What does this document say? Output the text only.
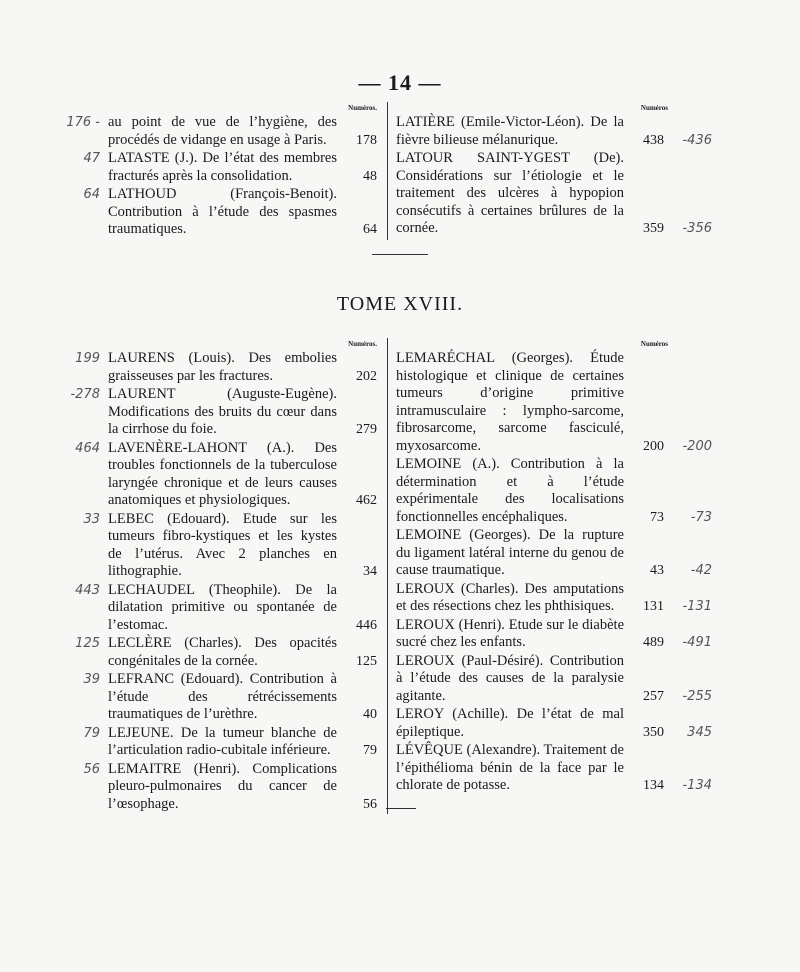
— 14 —
Numéros.
176 - au point de vue de l’hygiène, des procédés de vidange en usage à Paris. 178
47 LATASTE (J.). De l’état des membres fracturés après la consolidation.	48
64 LATHOUD (François-Benoit). Contribution à l’étude des spasmes traumatiques.	64
Numéros
LATIÈRE (Emile-Victor-Léon). De la fièvre bilieuse mélanurique.	438 -436
LATOUR SAINT-YGEST (De). Considérations sur l’étiologie et le traitement des ulcères à hypopion consécutifs à certaines brûlures de la cornée.	359 -356
TOME XVIII.
Numéros.
199 LAURENS (Louis). Des embolies graisseuses par les fractures.	202
-278 LAURENT (Auguste-Eugène). Modifications des bruits du cœur dans la cirrhose du foie.	279
464 LAVENÈRE-LAHONT (A.). Des troubles fonctionnels de la tuberculose laryngée chronique et de leurs causes anatomiques et physiologiques.	462
33 LEBEC (Edouard). Etude sur les tumeurs fibro-kystiques et les kystes de l’utérus. Avec 2 planches en lithographie.	34
443 LECHAUDEL (Theophile). De la dilatation primitive ou spontanée de l’estomac.	446
125 LECLÈRE (Charles). Des opacités congénitales de la cornée.	125
39 LEFRANC (Edouard). Contribution à l’étude des rétrécissements traumatiques de l’urèthre.	40
79 LEJEUNE. De la tumeur blanche de l’articulation radio-cubitale inférieure. 79
56 LEMAITRE (Henri). Complications pleuro-pulmonaires du cancer de l’œsophage.	56
Numéros
LEMARÉCHAL (Georges). Étude histologique et clinique de certaines tumeurs d’origine primitive intramusculaire : lympho-sarcome, fibrosarcome, sarcome fasciculé, myxosarcome.	200 -200
LEMOINE (A.). Contribution à la détermination et à l’étude expérimentale des localisations fonctionnelles encéphaliques.	73 -73
LEMOINE (Georges). De la rupture du ligament latéral interne du genou de cause traumatique.	43 -42
LEROUX (Charles). Des amputations et des résections chez les phthisiques. 131 -131
LEROUX (Henri). Etude sur le diabète sucré chez les enfants.	489 -491
LEROUX (Paul-Désiré). Contribution à l’étude des causes de la paralysie agitante.	257 -255
LEROY (Achille). De l’état de mal épileptique.	350 345
LÉVÊQUE (Alexandre). Traitement de l’épithélioma bénin de la face par le chlorate de potasse.	134 -134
++++++
Brief
Every record above should be written out again without change, except that the pictures are left out.

Solution to this exercise
What does this document say? Output the text only.
— 14 —
Numéros.
176 - au point de vue de l’hygiène, des procédés de vidange en usage à Paris. 178
47 LATASTE (J.). De l’état des membres fracturés après la consolidation.	48
64 LATHOUD (François-Benoit). Contribution à l’étude des spasmes traumatiques.	64
Numéros
LATIÈRE (Emile-Victor-Léon). De la fièvre bilieuse mélanurique.	438 -436
LATOUR SAINT-YGEST (De). Considérations sur l’étiologie et le traitement des ulcères à hypopion consécutifs à certaines brûlures de la cornée.	359 -356
TOME XVIII.
Numéros.
199 LAURENS (Louis). Des embolies graisseuses par les fractures.	202
-278 LAURENT (Auguste-Eugène). Modifications des bruits du cœur dans la cirrhose du foie.	279
464 LAVENÈRE-LAHONT (A.). Des troubles fonctionnels de la tuberculose laryngée chronique et de leurs causes anatomiques et physiologiques.	462
33 LEBEC (Edouard). Etude sur les tumeurs fibro-kystiques et les kystes de l’utérus. Avec 2 planches en lithographie.	34
443 LECHAUDEL (Theophile). De la dilatation primitive ou spontanée de l’estomac.	446
125 LECLÈRE (Charles). Des opacités congénitales de la cornée.	125
39 LEFRANC (Edouard). Contribution à l’étude des rétrécissements traumatiques de l’urèthre.	40
79 LEJEUNE. De la tumeur blanche de l’articulation radio-cubitale inférieure. 79
56 LEMAITRE (Henri). Complications pleuro-pulmonaires du cancer de l’œsophage.	56
Numéros
LEMARÉCHAL (Georges). Étude histologique et clinique de certaines tumeurs d’origine primitive intramusculaire : lympho-sarcome, fibrosarcome, sarcome fasciculé, myxosarcome.	200 -200
LEMOINE (A.). Contribution à la détermination et à l’étude expérimentale des localisations fonctionnelles encéphaliques.	73 -73
LEMOINE (Georges). De la rupture du ligament latéral interne du genou de cause traumatique.	43 -42
LEROUX (Charles). Des amputations et des résections chez les phthisiques. 131 -131
LEROUX (Henri). Etude sur le diabète sucré chez les enfants.	489 -491
LEROUX (Paul-Désiré). Contribution à l’étude des causes de la paralysie agitante.	257 -255
LEROY (Achille). De l’état de mal épileptique.	350 345
LÉVÊQUE (Alexandre). Traitement de l’épithélioma bénin de la face par le chlorate de potasse.	134 -134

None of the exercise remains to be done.